→ **GIVEN REQUEST**
Work out the number of lines containing "date". Answer with nothing but that number.

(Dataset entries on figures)
## Begin

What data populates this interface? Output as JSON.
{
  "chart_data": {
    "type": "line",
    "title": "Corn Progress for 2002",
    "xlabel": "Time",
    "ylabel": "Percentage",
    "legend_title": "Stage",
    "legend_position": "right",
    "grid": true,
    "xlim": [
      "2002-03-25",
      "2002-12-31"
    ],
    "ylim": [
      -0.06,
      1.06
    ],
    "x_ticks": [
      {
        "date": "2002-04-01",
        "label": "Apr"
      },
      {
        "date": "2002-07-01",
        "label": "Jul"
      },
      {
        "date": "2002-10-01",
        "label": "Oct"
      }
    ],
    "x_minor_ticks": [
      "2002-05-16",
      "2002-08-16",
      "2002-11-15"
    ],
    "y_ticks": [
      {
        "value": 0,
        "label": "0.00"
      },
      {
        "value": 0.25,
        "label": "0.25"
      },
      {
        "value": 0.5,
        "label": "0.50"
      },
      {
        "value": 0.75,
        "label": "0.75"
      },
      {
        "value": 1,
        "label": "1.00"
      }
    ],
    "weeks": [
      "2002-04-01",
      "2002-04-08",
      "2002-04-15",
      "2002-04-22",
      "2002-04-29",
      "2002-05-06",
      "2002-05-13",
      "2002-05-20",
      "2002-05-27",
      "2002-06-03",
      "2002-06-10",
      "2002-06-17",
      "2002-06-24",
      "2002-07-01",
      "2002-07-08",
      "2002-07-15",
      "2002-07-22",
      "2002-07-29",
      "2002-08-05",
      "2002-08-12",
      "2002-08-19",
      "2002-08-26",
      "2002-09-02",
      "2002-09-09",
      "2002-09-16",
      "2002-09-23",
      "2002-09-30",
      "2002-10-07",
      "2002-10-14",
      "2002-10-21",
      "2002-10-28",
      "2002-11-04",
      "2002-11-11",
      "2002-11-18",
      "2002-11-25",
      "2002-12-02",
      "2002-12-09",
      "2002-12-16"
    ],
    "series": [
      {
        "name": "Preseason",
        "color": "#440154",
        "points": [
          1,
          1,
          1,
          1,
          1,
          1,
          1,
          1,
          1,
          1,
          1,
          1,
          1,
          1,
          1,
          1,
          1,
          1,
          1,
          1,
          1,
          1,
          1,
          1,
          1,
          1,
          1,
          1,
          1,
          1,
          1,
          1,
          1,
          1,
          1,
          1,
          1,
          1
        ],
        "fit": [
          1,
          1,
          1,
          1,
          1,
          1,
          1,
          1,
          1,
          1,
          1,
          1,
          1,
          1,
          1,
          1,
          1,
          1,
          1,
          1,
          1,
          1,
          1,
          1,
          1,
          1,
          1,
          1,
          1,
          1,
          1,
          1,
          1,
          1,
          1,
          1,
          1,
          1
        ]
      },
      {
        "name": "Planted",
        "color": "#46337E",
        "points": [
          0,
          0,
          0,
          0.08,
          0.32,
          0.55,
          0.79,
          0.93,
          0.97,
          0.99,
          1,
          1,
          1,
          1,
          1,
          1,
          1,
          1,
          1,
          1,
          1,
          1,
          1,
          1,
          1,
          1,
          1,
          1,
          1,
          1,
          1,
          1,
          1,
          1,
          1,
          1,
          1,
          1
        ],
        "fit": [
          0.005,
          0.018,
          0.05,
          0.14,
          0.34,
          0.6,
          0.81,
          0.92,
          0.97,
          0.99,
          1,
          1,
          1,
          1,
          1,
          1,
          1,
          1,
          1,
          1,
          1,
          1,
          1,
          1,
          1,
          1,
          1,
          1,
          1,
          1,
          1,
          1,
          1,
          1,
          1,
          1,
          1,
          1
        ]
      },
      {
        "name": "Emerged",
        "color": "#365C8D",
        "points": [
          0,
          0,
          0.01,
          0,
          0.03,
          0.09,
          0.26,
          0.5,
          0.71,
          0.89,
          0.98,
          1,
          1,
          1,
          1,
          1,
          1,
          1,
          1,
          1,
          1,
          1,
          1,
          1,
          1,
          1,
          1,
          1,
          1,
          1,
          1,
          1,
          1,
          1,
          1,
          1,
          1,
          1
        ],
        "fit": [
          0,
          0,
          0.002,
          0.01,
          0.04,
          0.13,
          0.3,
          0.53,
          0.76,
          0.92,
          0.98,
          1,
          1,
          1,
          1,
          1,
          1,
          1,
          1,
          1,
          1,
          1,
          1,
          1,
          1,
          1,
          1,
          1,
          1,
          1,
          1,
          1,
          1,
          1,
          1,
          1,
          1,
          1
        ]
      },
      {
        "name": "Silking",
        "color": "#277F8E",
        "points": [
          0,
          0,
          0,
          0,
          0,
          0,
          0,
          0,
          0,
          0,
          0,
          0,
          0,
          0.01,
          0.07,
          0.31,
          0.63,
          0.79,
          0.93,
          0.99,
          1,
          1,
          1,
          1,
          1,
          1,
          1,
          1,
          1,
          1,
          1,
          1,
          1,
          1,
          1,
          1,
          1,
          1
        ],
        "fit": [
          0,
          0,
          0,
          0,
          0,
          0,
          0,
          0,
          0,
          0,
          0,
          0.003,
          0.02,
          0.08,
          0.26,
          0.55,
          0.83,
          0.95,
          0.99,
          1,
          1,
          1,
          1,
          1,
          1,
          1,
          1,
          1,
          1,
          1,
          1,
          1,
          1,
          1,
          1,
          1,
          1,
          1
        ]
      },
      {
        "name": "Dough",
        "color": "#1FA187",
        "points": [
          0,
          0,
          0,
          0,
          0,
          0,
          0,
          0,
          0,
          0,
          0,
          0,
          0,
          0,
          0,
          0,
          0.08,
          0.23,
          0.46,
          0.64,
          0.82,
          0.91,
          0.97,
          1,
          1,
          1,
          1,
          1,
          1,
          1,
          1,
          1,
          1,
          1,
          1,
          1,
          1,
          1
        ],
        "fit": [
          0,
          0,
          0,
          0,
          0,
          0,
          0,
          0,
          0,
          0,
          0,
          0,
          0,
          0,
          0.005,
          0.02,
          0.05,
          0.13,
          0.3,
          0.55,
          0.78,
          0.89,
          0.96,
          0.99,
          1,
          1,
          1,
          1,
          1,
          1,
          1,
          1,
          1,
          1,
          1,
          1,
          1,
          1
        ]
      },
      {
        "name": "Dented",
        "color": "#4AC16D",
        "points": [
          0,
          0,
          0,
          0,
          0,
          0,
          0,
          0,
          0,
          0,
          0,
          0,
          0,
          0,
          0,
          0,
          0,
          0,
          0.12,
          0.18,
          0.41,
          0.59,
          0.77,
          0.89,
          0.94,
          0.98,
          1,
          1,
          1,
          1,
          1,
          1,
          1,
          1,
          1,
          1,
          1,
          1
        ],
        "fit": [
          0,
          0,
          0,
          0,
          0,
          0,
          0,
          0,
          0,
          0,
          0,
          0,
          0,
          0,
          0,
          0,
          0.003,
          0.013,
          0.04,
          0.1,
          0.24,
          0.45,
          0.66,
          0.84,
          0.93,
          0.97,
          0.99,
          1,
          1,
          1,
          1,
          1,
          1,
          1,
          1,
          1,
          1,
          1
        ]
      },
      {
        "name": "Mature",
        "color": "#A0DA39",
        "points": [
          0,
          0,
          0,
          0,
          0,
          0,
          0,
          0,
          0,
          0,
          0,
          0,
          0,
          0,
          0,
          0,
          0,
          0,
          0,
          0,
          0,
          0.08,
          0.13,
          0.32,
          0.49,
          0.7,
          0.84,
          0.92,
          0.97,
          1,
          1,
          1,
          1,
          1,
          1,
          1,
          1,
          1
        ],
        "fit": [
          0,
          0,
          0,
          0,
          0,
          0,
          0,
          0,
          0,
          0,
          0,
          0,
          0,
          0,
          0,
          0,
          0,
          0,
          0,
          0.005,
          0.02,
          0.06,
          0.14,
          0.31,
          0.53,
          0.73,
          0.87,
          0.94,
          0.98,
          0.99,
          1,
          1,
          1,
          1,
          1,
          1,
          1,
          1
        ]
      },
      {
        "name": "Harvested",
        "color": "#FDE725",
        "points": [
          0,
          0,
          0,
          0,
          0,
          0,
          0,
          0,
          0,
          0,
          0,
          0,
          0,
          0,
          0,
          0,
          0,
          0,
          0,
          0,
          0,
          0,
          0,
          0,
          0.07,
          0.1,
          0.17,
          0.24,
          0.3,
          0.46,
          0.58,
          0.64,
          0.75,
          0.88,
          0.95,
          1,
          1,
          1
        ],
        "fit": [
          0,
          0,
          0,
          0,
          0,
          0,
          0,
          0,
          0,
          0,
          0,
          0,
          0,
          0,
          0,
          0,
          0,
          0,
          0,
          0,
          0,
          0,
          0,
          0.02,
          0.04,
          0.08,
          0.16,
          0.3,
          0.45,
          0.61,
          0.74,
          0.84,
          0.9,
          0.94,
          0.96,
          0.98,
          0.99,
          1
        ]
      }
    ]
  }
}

## End

→ **ANSWER TO THE PROBLEM**
3